[Start Data entries]

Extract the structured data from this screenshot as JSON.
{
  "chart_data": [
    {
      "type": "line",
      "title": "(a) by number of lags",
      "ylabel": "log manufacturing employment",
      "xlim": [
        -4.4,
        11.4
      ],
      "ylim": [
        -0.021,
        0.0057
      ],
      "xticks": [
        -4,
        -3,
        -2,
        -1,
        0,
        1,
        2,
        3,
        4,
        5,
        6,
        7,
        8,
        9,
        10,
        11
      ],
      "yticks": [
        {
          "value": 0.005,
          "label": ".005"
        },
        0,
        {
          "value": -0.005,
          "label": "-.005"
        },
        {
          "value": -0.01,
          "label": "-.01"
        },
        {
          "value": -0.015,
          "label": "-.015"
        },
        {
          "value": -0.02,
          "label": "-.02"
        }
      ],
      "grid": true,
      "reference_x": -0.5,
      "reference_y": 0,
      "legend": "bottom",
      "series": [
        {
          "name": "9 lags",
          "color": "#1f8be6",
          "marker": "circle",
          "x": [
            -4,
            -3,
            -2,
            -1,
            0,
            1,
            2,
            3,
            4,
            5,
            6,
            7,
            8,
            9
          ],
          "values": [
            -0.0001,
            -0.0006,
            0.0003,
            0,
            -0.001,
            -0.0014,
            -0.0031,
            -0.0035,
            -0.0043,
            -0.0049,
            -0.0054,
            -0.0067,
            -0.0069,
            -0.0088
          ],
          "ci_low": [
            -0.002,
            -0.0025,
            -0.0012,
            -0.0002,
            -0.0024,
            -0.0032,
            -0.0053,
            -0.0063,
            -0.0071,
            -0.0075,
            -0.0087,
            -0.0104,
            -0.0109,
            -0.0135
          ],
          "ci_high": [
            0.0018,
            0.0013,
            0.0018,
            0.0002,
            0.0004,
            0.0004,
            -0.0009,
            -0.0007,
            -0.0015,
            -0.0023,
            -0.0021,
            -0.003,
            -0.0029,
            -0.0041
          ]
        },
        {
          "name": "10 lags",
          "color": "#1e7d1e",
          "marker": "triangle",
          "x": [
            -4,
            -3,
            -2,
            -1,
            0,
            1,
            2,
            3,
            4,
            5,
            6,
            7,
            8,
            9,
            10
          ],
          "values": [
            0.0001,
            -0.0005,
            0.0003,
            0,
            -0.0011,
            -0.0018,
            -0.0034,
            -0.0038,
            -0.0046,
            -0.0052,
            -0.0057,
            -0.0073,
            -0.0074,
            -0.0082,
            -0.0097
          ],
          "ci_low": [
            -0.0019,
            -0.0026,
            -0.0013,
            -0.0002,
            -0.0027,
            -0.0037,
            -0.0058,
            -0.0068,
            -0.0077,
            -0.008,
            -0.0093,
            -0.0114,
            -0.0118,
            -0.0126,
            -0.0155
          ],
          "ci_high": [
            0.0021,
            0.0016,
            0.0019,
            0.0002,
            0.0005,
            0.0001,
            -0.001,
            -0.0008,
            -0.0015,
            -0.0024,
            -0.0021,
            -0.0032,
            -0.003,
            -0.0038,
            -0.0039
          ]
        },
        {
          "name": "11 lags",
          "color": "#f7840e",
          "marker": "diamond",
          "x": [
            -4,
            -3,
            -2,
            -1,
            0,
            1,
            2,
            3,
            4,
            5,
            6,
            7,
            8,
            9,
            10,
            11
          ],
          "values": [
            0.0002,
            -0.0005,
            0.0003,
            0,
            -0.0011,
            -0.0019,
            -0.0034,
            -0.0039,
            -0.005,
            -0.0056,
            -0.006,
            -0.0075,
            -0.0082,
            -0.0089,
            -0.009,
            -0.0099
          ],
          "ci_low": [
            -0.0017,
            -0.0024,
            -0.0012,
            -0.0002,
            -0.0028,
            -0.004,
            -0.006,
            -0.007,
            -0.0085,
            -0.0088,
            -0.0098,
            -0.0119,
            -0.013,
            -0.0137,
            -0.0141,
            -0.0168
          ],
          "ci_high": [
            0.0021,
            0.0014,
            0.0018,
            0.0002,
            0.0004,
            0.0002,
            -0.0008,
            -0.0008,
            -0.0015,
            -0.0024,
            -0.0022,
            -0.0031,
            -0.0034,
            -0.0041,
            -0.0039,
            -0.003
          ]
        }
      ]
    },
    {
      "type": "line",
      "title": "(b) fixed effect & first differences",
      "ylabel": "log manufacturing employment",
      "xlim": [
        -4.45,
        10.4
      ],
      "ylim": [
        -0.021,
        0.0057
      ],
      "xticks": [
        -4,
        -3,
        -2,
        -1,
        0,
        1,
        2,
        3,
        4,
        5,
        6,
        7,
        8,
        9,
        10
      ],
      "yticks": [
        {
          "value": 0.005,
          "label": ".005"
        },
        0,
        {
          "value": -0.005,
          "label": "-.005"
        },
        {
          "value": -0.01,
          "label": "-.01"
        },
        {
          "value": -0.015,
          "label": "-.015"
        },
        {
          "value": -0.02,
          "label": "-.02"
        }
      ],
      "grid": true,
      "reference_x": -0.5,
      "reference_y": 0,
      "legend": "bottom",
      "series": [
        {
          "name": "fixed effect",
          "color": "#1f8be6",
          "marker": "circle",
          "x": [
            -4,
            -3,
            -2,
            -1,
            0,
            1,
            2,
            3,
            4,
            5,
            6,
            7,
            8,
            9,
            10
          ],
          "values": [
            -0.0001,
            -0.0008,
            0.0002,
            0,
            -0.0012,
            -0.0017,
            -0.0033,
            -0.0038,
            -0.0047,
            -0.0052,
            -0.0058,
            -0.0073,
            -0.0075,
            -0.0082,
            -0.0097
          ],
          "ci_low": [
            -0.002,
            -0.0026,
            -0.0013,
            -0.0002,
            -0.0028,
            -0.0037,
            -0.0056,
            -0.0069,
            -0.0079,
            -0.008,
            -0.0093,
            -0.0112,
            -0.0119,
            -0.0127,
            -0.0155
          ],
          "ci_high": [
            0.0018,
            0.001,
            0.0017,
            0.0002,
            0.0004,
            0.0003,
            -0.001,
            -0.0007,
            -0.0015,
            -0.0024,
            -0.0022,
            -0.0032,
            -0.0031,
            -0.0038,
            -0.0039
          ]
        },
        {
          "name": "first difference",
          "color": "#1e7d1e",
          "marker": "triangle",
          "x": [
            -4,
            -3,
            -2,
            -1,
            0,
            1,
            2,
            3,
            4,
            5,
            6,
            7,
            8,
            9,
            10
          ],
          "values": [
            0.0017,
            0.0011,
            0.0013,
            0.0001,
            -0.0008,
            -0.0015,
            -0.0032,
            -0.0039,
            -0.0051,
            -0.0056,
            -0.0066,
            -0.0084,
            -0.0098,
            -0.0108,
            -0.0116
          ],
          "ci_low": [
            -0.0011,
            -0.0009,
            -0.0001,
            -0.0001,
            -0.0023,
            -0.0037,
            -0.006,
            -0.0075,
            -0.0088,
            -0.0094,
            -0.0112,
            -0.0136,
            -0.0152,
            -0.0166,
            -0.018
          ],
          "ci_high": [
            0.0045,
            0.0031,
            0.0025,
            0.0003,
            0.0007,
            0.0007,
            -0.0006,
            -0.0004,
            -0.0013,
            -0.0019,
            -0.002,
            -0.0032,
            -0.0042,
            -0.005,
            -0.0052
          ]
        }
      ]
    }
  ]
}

[End Data entries]

▸ **Instructions to follow**
Recopy all the lines exactly as they appear.

▸ **Written answer**
Extract the structured data from this screenshot as JSON.
{
  "chart_data": [
    {
      "type": "line",
      "title": "(a) by number of lags",
      "ylabel": "log manufacturing employment",
      "xlim": [
        -4.4,
        11.4
      ],
      "ylim": [
        -0.021,
        0.0057
      ],
      "xticks": [
        -4,
        -3,
        -2,
        -1,
        0,
        1,
        2,
        3,
        4,
        5,
        6,
        7,
        8,
        9,
        10,
        11
      ],
      "yticks": [
        {
          "value": 0.005,
          "label": ".005"
        },
        0,
        {
          "value": -0.005,
          "label": "-.005"
        },
        {
          "value": -0.01,
          "label": "-.01"
        },
        {
          "value": -0.015,
          "label": "-.015"
        },
        {
          "value": -0.02,
          "label": "-.02"
        }
      ],
      "grid": true,
      "reference_x": -0.5,
      "reference_y": 0,
      "legend": "bottom",
      "series": [
        {
          "name": "9 lags",
          "color": "#1f8be6",
          "marker": "circle",
          "x": [
            -4,
            -3,
            -2,
            -1,
            0,
            1,
            2,
            3,
            4,
            5,
            6,
            7,
            8,
            9
          ],
          "values": [
            -0.0001,
            -0.0006,
            0.0003,
            0,
            -0.001,
            -0.0014,
            -0.0031,
            -0.0035,
            -0.0043,
            -0.0049,
            -0.0054,
            -0.0067,
            -0.0069,
            -0.0088
          ],
          "ci_low": [
            -0.002,
            -0.0025,
            -0.0012,
            -0.0002,
            -0.0024,
            -0.0032,
            -0.0053,
            -0.0063,
            -0.0071,
            -0.0075,
            -0.0087,
            -0.0104,
            -0.0109,
            -0.0135
          ],
          "ci_high": [
            0.0018,
            0.0013,
            0.0018,
            0.0002,
            0.0004,
            0.0004,
            -0.0009,
            -0.0007,
            -0.0015,
            -0.0023,
            -0.0021,
            -0.003,
            -0.0029,
            -0.0041
          ]
        },
        {
          "name": "10 lags",
          "color": "#1e7d1e",
          "marker": "triangle",
          "x": [
            -4,
            -3,
            -2,
            -1,
            0,
            1,
            2,
            3,
            4,
            5,
            6,
            7,
            8,
            9,
            10
          ],
          "values": [
            0.0001,
            -0.0005,
            0.0003,
            0,
            -0.0011,
            -0.0018,
            -0.0034,
            -0.0038,
            -0.0046,
            -0.0052,
            -0.0057,
            -0.0073,
            -0.0074,
            -0.0082,
            -0.0097
          ],
          "ci_low": [
            -0.0019,
            -0.0026,
            -0.0013,
            -0.0002,
            -0.0027,
            -0.0037,
            -0.0058,
            -0.0068,
            -0.0077,
            -0.008,
            -0.0093,
            -0.0114,
            -0.0118,
            -0.0126,
            -0.0155
          ],
          "ci_high": [
            0.0021,
            0.0016,
            0.0019,
            0.0002,
            0.0005,
            0.0001,
            -0.001,
            -0.0008,
            -0.0015,
            -0.0024,
            -0.0021,
            -0.0032,
            -0.003,
            -0.0038,
            -0.0039
          ]
        },
        {
          "name": "11 lags",
          "color": "#f7840e",
          "marker": "diamond",
          "x": [
            -4,
            -3,
            -2,
            -1,
            0,
            1,
            2,
            3,
            4,
            5,
            6,
            7,
            8,
            9,
            10,
            11
          ],
          "values": [
            0.0002,
            -0.0005,
            0.0003,
            0,
            -0.0011,
            -0.0019,
            -0.0034,
            -0.0039,
            -0.005,
            -0.0056,
            -0.006,
            -0.0075,
            -0.0082,
            -0.0089,
            -0.009,
            -0.0099
          ],
          "ci_low": [
            -0.0017,
            -0.0024,
            -0.0012,
            -0.0002,
            -0.0028,
            -0.004,
            -0.006,
            -0.007,
            -0.0085,
            -0.0088,
            -0.0098,
            -0.0119,
            -0.013,
            -0.0137,
            -0.0141,
            -0.0168
          ],
          "ci_high": [
            0.0021,
            0.0014,
            0.0018,
            0.0002,
            0.0004,
            0.0002,
            -0.0008,
            -0.0008,
            -0.0015,
            -0.0024,
            -0.0022,
            -0.0031,
            -0.0034,
            -0.0041,
            -0.0039,
            -0.003
          ]
        }
      ]
    },
    {
      "type": "line",
      "title": "(b) fixed effect & first differences",
      "ylabel": "log manufacturing employment",
      "xlim": [
        -4.45,
        10.4
      ],
      "ylim": [
        -0.021,
        0.0057
      ],
      "xticks": [
        -4,
        -3,
        -2,
        -1,
        0,
        1,
        2,
        3,
        4,
        5,
        6,
        7,
        8,
        9,
        10
      ],
      "yticks": [
        {
          "value": 0.005,
          "label": ".005"
        },
        0,
        {
          "value": -0.005,
          "label": "-.005"
        },
        {
          "value": -0.01,
          "label": "-.01"
        },
        {
          "value": -0.015,
          "label": "-.015"
        },
        {
          "value": -0.02,
          "label": "-.02"
        }
      ],
      "grid": true,
      "reference_x": -0.5,
      "reference_y": 0,
      "legend": "bottom",
      "series": [
        {
          "name": "fixed effect",
          "color": "#1f8be6",
          "marker": "circle",
          "x": [
            -4,
            -3,
            -2,
            -1,
            0,
            1,
            2,
            3,
            4,
            5,
            6,
            7,
            8,
            9,
            10
          ],
          "values": [
            -0.0001,
            -0.0008,
            0.0002,
            0,
            -0.0012,
            -0.0017,
            -0.0033,
            -0.0038,
            -0.0047,
            -0.0052,
            -0.0058,
            -0.0073,
            -0.0075,
            -0.0082,
            -0.0097
          ],
          "ci_low": [
            -0.002,
            -0.0026,
            -0.0013,
            -0.0002,
            -0.0028,
            -0.0037,
            -0.0056,
            -0.0069,
            -0.0079,
            -0.008,
            -0.0093,
            -0.0112,
            -0.0119,
            -0.0127,
            -0.0155
          ],
          "ci_high": [
            0.0018,
            0.001,
            0.0017,
            0.0002,
            0.0004,
            0.0003,
            -0.001,
            -0.0007,
            -0.0015,
            -0.0024,
            -0.0022,
            -0.0032,
            -0.0031,
            -0.0038,
            -0.0039
          ]
        },
        {
          "name": "first difference",
          "color": "#1e7d1e",
          "marker": "triangle",
          "x": [
            -4,
            -3,
            -2,
            -1,
            0,
            1,
            2,
            3,
            4,
            5,
            6,
            7,
            8,
            9,
            10
          ],
          "values": [
            0.0017,
            0.0011,
            0.0013,
            0.0001,
            -0.0008,
            -0.0015,
            -0.0032,
            -0.0039,
            -0.0051,
            -0.0056,
            -0.0066,
            -0.0084,
            -0.0098,
            -0.0108,
            -0.0116
          ],
          "ci_low": [
            -0.0011,
            -0.0009,
            -0.0001,
            -0.0001,
            -0.0023,
            -0.0037,
            -0.006,
            -0.0075,
            -0.0088,
            -0.0094,
            -0.0112,
            -0.0136,
            -0.0152,
            -0.0166,
            -0.018
          ],
          "ci_high": [
            0.0045,
            0.0031,
            0.0025,
            0.0003,
            0.0007,
            0.0007,
            -0.0006,
            -0.0004,
            -0.0013,
            -0.0019,
            -0.002,
            -0.0032,
            -0.0042,
            -0.005,
            -0.0052
          ]
        }
      ]
    }
  ]
}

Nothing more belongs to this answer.